Data to process:
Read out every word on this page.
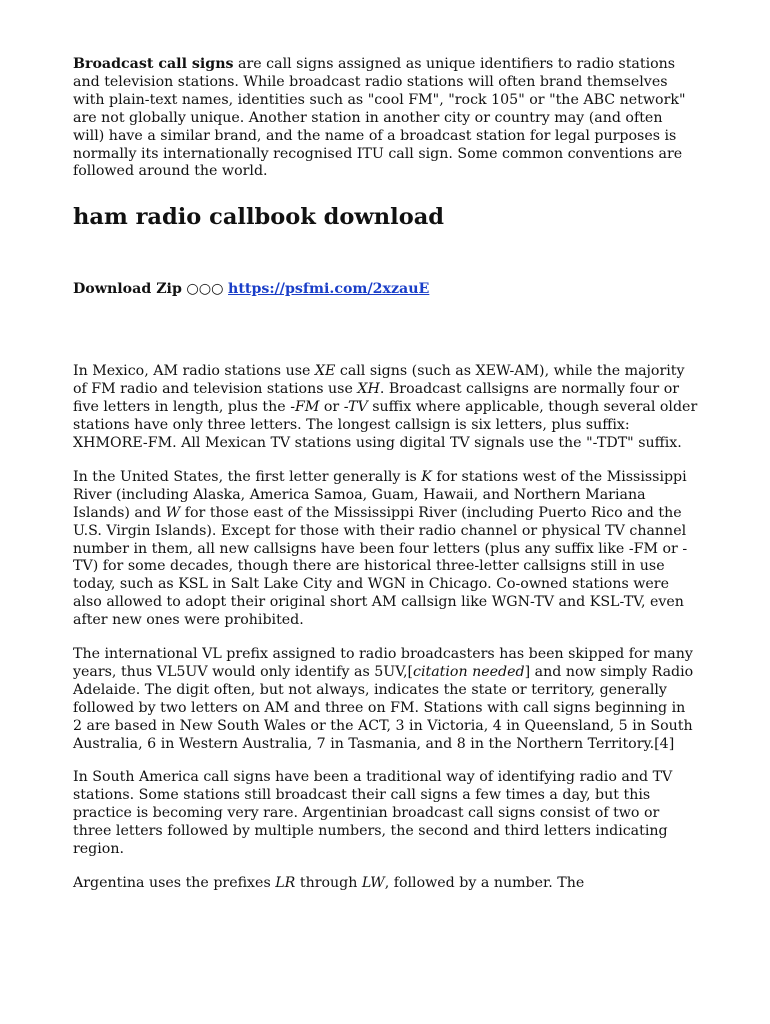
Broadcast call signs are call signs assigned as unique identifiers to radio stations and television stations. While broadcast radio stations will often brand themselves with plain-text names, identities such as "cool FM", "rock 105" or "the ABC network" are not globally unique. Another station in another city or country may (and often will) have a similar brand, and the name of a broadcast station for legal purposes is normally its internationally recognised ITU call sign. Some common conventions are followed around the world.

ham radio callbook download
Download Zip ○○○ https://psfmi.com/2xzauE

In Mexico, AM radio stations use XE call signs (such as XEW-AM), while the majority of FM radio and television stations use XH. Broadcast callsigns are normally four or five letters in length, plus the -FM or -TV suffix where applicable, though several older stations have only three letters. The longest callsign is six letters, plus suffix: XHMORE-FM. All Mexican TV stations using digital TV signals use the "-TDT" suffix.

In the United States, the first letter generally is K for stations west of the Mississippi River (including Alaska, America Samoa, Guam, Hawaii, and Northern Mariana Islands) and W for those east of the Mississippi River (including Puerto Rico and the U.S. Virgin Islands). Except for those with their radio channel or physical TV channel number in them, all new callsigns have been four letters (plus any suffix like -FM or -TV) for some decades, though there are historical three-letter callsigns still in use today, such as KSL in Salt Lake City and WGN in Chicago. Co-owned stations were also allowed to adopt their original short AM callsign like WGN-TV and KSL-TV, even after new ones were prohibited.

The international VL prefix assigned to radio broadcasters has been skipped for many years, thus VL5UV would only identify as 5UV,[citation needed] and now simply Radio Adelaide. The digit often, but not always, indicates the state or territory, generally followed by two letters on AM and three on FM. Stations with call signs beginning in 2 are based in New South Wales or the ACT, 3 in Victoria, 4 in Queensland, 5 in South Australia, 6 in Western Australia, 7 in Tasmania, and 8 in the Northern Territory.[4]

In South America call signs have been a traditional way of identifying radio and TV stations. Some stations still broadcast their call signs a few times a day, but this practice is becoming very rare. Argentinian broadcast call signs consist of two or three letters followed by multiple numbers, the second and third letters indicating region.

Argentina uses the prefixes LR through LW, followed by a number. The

Your goal:
Each entry should be repeated exactly as it appears; the pictures stay out.

Problem solution:
Read out every word on this page.
Broadcast call signs are call signs assigned as unique identifiers to radio stations and television stations. While broadcast radio stations will often brand themselves with plain-text names, identities such as "cool FM", "rock 105" or "the ABC network" are not globally unique. Another station in another city or country may (and often will) have a similar brand, and the name of a broadcast station for legal purposes is normally its internationally recognised ITU call sign. Some common conventions are followed around the world.

ham radio callbook download
Download Zip ○○○ https://psfmi.com/2xzauE

In Mexico, AM radio stations use XE call signs (such as XEW-AM), while the majority of FM radio and television stations use XH. Broadcast callsigns are normally four or five letters in length, plus the -FM or -TV suffix where applicable, though several older stations have only three letters. The longest callsign is six letters, plus suffix: XHMORE-FM. All Mexican TV stations using digital TV signals use the "-TDT" suffix.

In the United States, the first letter generally is K for stations west of the Mississippi River (including Alaska, America Samoa, Guam, Hawaii, and Northern Mariana Islands) and W for those east of the Mississippi River (including Puerto Rico and the U.S. Virgin Islands). Except for those with their radio channel or physical TV channel number in them, all new callsigns have been four letters (plus any suffix like -FM or -TV) for some decades, though there are historical three-letter callsigns still in use today, such as KSL in Salt Lake City and WGN in Chicago. Co-owned stations were also allowed to adopt their original short AM callsign like WGN-TV and KSL-TV, even after new ones were prohibited.

The international VL prefix assigned to radio broadcasters has been skipped for many years, thus VL5UV would only identify as 5UV,[citation needed] and now simply Radio Adelaide. The digit often, but not always, indicates the state or territory, generally followed by two letters on AM and three on FM. Stations with call signs beginning in 2 are based in New South Wales or the ACT, 3 in Victoria, 4 in Queensland, 5 in South Australia, 6 in Western Australia, 7 in Tasmania, and 8 in the Northern Territory.[4]

In South America call signs have been a traditional way of identifying radio and TV stations. Some stations still broadcast their call signs a few times a day, but this practice is becoming very rare. Argentinian broadcast call signs consist of two or three letters followed by multiple numbers, the second and third letters indicating region.

Argentina uses the prefixes LR through LW, followed by a number. The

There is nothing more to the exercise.